> Problem requirements
Repeat the full listing, word for word.

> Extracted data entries
..........
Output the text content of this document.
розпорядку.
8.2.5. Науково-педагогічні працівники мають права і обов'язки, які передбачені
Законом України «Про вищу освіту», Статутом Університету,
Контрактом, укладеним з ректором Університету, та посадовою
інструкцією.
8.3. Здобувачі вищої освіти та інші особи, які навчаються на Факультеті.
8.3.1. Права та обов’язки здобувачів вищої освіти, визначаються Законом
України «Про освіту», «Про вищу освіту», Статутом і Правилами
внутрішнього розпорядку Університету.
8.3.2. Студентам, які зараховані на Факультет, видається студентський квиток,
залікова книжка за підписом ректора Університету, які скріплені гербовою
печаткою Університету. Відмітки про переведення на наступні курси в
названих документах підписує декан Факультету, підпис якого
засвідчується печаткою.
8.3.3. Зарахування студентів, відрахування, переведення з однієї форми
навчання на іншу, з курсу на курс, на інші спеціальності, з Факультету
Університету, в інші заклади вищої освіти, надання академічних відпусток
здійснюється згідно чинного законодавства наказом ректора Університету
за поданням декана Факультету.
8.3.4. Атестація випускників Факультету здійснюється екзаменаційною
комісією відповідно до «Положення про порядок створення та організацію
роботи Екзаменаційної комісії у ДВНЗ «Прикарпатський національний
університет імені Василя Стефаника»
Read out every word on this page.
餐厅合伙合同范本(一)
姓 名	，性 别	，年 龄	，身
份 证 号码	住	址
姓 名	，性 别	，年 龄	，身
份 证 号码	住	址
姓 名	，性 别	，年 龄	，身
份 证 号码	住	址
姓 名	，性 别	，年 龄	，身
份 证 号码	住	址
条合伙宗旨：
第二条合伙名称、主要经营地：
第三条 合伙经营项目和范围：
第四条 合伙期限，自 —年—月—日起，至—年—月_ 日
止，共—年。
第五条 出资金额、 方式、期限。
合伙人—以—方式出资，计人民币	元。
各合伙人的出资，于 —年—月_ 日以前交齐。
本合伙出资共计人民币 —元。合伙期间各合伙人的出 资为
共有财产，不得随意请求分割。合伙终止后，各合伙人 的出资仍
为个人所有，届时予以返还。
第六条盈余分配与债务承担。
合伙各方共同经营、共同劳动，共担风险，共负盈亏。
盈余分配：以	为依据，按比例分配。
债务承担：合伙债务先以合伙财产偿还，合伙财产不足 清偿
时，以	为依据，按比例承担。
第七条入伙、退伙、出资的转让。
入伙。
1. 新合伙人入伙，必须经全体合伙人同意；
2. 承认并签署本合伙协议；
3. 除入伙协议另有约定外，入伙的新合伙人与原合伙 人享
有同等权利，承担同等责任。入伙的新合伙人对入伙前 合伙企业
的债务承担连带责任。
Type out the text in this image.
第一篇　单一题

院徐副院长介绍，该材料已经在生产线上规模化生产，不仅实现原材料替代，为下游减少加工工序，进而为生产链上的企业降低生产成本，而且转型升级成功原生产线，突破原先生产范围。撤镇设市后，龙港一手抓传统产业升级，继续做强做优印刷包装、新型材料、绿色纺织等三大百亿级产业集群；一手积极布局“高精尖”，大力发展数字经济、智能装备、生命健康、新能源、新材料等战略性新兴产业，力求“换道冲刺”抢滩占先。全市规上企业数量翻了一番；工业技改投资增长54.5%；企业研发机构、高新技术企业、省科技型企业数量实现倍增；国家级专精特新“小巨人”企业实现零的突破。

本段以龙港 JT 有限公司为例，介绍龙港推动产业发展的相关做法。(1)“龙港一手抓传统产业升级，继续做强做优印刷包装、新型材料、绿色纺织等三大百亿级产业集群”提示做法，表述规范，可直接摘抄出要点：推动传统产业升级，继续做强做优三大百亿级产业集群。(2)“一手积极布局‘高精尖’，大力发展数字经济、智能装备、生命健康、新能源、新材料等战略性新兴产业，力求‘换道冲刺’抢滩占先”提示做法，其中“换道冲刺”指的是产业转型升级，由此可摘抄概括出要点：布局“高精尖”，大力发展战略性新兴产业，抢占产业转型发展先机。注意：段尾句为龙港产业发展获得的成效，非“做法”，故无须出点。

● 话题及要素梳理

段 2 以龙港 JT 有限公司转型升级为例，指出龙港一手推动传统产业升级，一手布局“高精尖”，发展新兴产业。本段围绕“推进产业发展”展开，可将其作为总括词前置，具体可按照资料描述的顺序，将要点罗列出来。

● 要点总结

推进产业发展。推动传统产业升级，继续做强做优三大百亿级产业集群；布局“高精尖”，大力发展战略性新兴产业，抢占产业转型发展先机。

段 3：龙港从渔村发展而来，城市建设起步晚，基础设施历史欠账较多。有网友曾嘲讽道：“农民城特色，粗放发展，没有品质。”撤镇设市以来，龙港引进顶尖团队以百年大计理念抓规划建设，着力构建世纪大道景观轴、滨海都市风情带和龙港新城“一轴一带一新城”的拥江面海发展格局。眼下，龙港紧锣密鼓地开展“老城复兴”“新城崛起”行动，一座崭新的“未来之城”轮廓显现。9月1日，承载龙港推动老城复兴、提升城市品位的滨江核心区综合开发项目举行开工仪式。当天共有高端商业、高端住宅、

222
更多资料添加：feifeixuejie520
..........
> The reply
Output the text content of this document.
розпорядку.
8.2.5. Науково-педагогічні працівники мають права і обов'язки, які передбачені
Законом України «Про вищу освіту», Статутом Університету,
Контрактом, укладеним з ректором Університету, та посадовою
інструкцією.
8.3. Здобувачі вищої освіти та інші особи, які навчаються на Факультеті.
8.3.1. Права та обов’язки здобувачів вищої освіти, визначаються Законом
України «Про освіту», «Про вищу освіту», Статутом і Правилами
внутрішнього розпорядку Університету.
8.3.2. Студентам, які зараховані на Факультет, видається студентський квиток,
залікова книжка за підписом ректора Університету, які скріплені гербовою
печаткою Університету. Відмітки про переведення на наступні курси в
названих документах підписує декан Факультету, підпис якого
засвідчується печаткою.
8.3.3. Зарахування студентів, відрахування, переведення з однієї форми
навчання на іншу, з курсу на курс, на інші спеціальності, з Факультету
Університету, в інші заклади вищої освіти, надання академічних відпусток
здійснюється згідно чинного законодавства наказом ректора Університету
за поданням декана Факультету.
8.3.4. Атестація випускників Факультету здійснюється екзаменаційною
комісією відповідно до «Положення про порядок створення та організацію
роботи Екзаменаційної комісії у ДВНЗ «Прикарпатський національний
університет імені Василя Стефаника»
Read out every word on this page.
餐厅合伙合同范本(一)
姓 名	，性 别	，年 龄	，身
份 证 号码	住	址
姓 名	，性 别	，年 龄	，身
份 证 号码	住	址
姓 名	，性 别	，年 龄	，身
份 证 号码	住	址
姓 名	，性 别	，年 龄	，身
份 证 号码	住	址
条合伙宗旨：
第二条合伙名称、主要经营地：
第三条 合伙经营项目和范围：
第四条 合伙期限，自 —年—月—日起，至—年—月_ 日
止，共—年。
第五条 出资金额、 方式、期限。
合伙人—以—方式出资，计人民币	元。
各合伙人的出资，于 —年—月_ 日以前交齐。
本合伙出资共计人民币 —元。合伙期间各合伙人的出 资为
共有财产，不得随意请求分割。合伙终止后，各合伙人 的出资仍
为个人所有，届时予以返还。
第六条盈余分配与债务承担。
合伙各方共同经营、共同劳动，共担风险，共负盈亏。
盈余分配：以	为依据，按比例分配。
债务承担：合伙债务先以合伙财产偿还，合伙财产不足 清偿
时，以	为依据，按比例承担。
第七条入伙、退伙、出资的转让。
入伙。
1. 新合伙人入伙，必须经全体合伙人同意；
2. 承认并签署本合伙协议；
3. 除入伙协议另有约定外，入伙的新合伙人与原合伙 人享
有同等权利，承担同等责任。入伙的新合伙人对入伙前 合伙企业
的债务承担连带责任。
Type out the text in this image.
第一篇　单一题

院徐副院长介绍，该材料已经在生产线上规模化生产，不仅实现原材料替代，为下游减少加工工序，进而为生产链上的企业降低生产成本，而且转型升级成功原生产线，突破原先生产范围。撤镇设市后，龙港一手抓传统产业升级，继续做强做优印刷包装、新型材料、绿色纺织等三大百亿级产业集群；一手积极布局“高精尖”，大力发展数字经济、智能装备、生命健康、新能源、新材料等战略性新兴产业，力求“换道冲刺”抢滩占先。全市规上企业数量翻了一番；工业技改投资增长54.5%；企业研发机构、高新技术企业、省科技型企业数量实现倍增；国家级专精特新“小巨人”企业实现零的突破。

本段以龙港 JT 有限公司为例，介绍龙港推动产业发展的相关做法。(1)“龙港一手抓传统产业升级，继续做强做优印刷包装、新型材料、绿色纺织等三大百亿级产业集群”提示做法，表述规范，可直接摘抄出要点：推动传统产业升级，继续做强做优三大百亿级产业集群。(2)“一手积极布局‘高精尖’，大力发展数字经济、智能装备、生命健康、新能源、新材料等战略性新兴产业，力求‘换道冲刺’抢滩占先”提示做法，其中“换道冲刺”指的是产业转型升级，由此可摘抄概括出要点：布局“高精尖”，大力发展战略性新兴产业，抢占产业转型发展先机。注意：段尾句为龙港产业发展获得的成效，非“做法”，故无须出点。

● 话题及要素梳理

段 2 以龙港 JT 有限公司转型升级为例，指出龙港一手推动传统产业升级，一手布局“高精尖”，发展新兴产业。本段围绕“推进产业发展”展开，可将其作为总括词前置，具体可按照资料描述的顺序，将要点罗列出来。

● 要点总结

推进产业发展。推动传统产业升级，继续做强做优三大百亿级产业集群；布局“高精尖”，大力发展战略性新兴产业，抢占产业转型发展先机。

段 3：龙港从渔村发展而来，城市建设起步晚，基础设施历史欠账较多。有网友曾嘲讽道：“农民城特色，粗放发展，没有品质。”撤镇设市以来，龙港引进顶尖团队以百年大计理念抓规划建设，着力构建世纪大道景观轴、滨海都市风情带和龙港新城“一轴一带一新城”的拥江面海发展格局。眼下，龙港紧锣密鼓地开展“老城复兴”“新城崛起”行动，一座崭新的“未来之城”轮廓显现。9月1日，承载龙港推动老城复兴、提升城市品位的滨江核心区综合开发项目举行开工仪式。当天共有高端商业、高端住宅、

222
更多资料添加：feifeixuejie520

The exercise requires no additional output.